Figure data in JSON:
▽

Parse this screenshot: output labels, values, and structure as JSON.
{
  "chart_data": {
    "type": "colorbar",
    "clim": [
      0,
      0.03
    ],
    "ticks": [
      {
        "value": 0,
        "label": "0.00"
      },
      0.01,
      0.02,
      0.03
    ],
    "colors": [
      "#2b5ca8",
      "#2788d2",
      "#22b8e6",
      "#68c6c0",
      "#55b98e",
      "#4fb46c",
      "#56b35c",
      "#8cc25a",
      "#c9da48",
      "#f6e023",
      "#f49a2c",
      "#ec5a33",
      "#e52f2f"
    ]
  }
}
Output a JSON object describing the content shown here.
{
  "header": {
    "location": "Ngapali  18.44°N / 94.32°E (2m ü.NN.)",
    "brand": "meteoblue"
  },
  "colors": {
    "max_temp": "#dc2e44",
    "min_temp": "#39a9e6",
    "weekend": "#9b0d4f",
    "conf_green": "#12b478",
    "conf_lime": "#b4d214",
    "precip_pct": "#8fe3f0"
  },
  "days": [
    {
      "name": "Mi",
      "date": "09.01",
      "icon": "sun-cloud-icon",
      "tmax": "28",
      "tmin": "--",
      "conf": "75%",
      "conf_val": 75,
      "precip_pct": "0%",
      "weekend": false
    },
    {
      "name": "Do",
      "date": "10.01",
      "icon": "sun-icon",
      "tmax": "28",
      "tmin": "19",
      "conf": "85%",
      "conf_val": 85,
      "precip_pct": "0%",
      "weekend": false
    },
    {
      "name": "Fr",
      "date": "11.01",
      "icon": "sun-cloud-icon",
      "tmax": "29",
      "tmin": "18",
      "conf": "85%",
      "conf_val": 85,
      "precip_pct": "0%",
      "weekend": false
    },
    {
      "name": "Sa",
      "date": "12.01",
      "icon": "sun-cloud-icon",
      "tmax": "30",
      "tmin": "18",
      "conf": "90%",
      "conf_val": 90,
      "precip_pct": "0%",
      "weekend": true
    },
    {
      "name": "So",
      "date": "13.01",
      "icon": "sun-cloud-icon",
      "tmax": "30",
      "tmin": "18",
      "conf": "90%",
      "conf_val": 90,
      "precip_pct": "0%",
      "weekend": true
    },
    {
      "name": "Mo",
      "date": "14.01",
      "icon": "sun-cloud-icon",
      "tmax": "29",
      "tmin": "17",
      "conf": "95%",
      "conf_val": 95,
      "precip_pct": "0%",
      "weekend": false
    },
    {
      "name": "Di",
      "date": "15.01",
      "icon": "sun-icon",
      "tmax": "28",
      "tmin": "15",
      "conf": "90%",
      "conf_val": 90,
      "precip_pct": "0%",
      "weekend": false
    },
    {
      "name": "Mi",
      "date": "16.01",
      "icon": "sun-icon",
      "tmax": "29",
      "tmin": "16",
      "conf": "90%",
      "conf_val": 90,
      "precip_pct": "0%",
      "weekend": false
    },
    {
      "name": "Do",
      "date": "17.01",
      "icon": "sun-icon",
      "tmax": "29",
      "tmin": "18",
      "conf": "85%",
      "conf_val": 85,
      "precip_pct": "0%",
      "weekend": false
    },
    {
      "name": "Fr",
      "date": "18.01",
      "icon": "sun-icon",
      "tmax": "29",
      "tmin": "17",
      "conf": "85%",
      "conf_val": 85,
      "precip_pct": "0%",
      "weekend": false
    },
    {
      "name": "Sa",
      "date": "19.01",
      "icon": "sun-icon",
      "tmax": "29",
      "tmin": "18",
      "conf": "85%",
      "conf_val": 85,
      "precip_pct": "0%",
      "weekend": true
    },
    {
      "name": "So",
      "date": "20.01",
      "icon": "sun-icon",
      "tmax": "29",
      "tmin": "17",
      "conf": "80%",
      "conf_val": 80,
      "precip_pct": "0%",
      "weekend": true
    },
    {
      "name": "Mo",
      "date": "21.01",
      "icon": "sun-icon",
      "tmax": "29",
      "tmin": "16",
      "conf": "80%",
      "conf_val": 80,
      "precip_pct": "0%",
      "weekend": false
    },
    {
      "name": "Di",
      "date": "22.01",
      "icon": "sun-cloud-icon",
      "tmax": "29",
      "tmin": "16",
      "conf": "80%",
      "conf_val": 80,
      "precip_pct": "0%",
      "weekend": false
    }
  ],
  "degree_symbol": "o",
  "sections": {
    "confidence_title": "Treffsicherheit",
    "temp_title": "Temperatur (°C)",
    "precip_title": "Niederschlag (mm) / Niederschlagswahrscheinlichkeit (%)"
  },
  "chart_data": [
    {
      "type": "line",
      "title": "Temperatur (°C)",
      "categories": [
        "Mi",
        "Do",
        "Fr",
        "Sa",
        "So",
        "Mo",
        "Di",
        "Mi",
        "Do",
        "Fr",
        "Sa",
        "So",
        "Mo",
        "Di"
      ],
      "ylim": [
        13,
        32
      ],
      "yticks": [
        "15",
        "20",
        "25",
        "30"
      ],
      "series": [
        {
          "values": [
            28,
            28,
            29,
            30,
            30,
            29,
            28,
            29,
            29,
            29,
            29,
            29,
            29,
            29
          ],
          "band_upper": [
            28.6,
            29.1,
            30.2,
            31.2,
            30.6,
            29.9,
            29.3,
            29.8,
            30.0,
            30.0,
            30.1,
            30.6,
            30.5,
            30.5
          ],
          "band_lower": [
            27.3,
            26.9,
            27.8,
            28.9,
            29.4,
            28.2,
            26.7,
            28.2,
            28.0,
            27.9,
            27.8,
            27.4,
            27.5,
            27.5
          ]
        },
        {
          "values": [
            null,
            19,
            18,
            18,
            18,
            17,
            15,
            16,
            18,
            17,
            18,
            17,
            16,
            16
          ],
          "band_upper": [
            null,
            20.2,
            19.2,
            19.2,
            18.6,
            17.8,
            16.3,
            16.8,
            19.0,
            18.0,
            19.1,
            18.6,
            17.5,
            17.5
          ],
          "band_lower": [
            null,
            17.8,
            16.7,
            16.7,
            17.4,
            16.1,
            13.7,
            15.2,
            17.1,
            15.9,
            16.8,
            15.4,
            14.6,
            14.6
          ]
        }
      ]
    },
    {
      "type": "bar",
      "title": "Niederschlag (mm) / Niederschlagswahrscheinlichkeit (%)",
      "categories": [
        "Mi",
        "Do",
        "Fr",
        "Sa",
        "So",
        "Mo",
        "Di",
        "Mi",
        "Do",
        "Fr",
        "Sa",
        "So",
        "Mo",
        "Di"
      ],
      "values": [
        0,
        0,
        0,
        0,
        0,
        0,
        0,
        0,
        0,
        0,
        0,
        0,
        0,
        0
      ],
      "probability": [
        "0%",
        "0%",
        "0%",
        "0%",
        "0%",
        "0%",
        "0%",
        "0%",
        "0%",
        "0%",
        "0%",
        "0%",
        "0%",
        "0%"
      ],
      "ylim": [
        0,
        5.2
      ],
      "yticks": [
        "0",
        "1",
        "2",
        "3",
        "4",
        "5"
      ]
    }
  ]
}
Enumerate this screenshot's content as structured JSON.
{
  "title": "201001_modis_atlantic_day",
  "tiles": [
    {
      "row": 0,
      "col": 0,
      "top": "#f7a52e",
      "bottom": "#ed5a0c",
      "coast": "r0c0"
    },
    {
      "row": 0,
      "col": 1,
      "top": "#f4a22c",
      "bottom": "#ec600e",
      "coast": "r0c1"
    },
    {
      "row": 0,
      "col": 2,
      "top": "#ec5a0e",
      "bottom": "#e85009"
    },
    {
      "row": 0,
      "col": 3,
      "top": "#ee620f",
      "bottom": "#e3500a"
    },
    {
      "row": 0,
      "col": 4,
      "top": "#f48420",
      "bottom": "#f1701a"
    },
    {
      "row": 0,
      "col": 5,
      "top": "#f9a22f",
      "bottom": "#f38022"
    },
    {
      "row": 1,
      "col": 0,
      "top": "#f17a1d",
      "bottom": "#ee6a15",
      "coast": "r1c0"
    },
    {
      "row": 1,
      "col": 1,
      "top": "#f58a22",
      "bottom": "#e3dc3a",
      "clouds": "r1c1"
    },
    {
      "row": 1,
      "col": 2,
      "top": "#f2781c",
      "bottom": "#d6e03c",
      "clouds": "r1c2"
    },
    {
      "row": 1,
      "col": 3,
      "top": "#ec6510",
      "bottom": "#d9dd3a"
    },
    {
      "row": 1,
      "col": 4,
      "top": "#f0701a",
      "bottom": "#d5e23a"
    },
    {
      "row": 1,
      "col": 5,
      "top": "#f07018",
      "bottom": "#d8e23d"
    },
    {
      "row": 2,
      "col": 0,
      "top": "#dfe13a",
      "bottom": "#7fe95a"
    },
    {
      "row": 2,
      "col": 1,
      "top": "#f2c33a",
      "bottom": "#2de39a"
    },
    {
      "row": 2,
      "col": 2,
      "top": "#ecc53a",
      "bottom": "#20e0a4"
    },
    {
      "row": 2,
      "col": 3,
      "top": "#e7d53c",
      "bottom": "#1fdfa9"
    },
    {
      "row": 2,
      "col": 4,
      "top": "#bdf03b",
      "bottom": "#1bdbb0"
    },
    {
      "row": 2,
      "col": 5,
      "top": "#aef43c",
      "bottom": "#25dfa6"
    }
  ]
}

△

PROMPT ▸
Copy out every line of the listing that includes the string "screenshot".

FULL ANSWER ▸
Parse this screenshot: output labels, values, and structure as JSON.
Enumerate this screenshot's content as structured JSON.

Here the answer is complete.